> [TO DO]
Tally the lines that contain "JSON" and report the total alone.

## START SUPPLIED DATA

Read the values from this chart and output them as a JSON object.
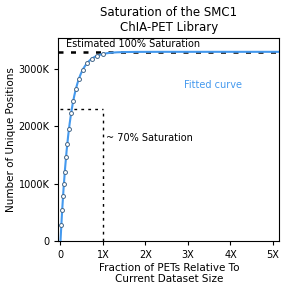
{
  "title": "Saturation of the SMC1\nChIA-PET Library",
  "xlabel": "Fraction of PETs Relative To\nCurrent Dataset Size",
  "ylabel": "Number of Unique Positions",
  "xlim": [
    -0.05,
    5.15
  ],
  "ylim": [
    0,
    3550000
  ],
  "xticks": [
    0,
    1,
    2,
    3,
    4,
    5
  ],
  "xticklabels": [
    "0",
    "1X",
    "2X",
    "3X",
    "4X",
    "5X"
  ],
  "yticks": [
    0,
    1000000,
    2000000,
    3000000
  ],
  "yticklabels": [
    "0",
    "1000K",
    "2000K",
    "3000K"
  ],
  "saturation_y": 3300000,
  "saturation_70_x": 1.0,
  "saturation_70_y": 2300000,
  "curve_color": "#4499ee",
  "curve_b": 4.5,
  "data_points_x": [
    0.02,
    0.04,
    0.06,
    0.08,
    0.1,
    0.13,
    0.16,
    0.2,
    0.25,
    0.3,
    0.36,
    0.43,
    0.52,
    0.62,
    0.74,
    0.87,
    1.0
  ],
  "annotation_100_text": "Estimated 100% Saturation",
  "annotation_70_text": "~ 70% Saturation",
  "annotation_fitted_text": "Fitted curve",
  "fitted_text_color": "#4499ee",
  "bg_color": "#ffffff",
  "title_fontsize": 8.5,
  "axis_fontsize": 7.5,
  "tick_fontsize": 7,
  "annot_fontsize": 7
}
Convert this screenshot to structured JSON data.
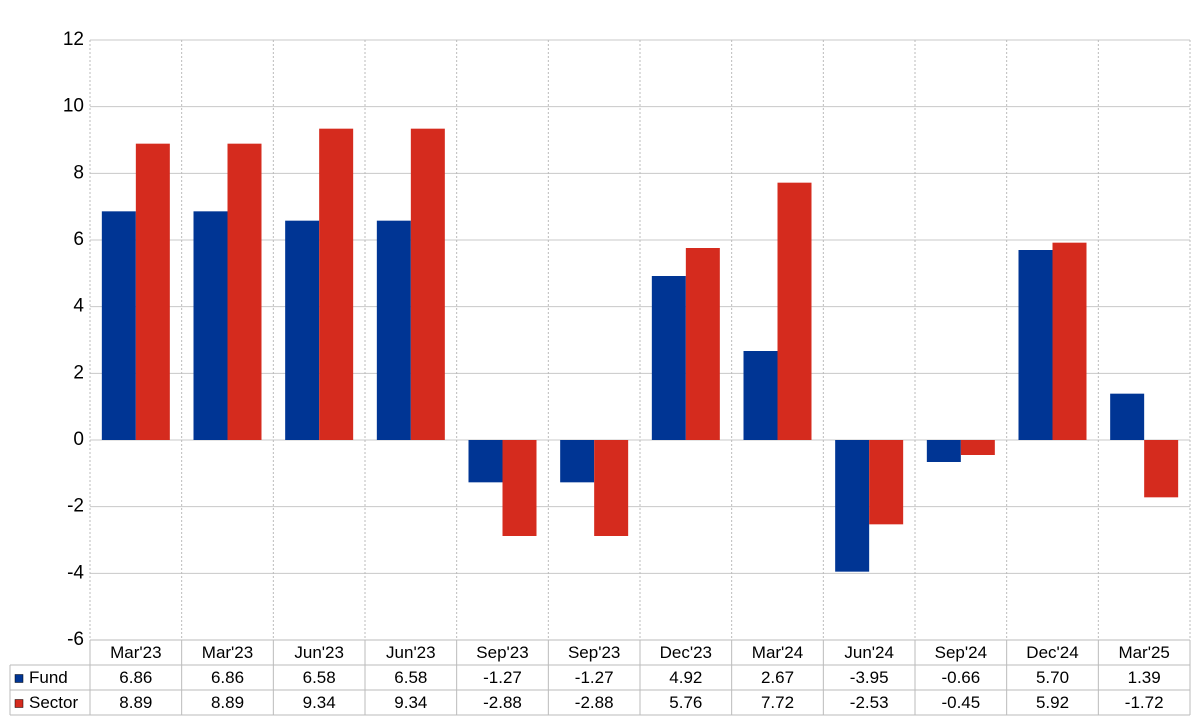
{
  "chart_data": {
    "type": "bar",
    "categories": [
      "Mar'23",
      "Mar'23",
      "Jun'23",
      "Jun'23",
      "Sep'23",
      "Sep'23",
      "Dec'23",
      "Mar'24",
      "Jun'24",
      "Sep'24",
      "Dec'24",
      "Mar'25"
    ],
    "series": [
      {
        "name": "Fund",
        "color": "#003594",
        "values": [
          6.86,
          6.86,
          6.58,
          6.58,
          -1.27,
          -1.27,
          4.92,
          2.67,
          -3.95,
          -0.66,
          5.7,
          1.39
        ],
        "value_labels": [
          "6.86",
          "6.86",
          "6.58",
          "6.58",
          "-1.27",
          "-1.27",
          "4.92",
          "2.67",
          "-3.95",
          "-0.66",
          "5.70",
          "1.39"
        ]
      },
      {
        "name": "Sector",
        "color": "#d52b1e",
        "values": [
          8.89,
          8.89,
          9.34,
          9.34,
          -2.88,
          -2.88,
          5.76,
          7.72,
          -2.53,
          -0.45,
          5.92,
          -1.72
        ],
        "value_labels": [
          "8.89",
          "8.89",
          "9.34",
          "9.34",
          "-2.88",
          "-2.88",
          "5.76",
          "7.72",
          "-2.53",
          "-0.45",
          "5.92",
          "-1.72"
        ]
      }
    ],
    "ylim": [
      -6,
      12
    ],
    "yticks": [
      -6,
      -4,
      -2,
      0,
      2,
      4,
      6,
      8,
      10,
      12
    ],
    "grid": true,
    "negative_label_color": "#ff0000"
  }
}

## END SUPPLIED DATA

> [SOLUTION TO THIS TASK]
2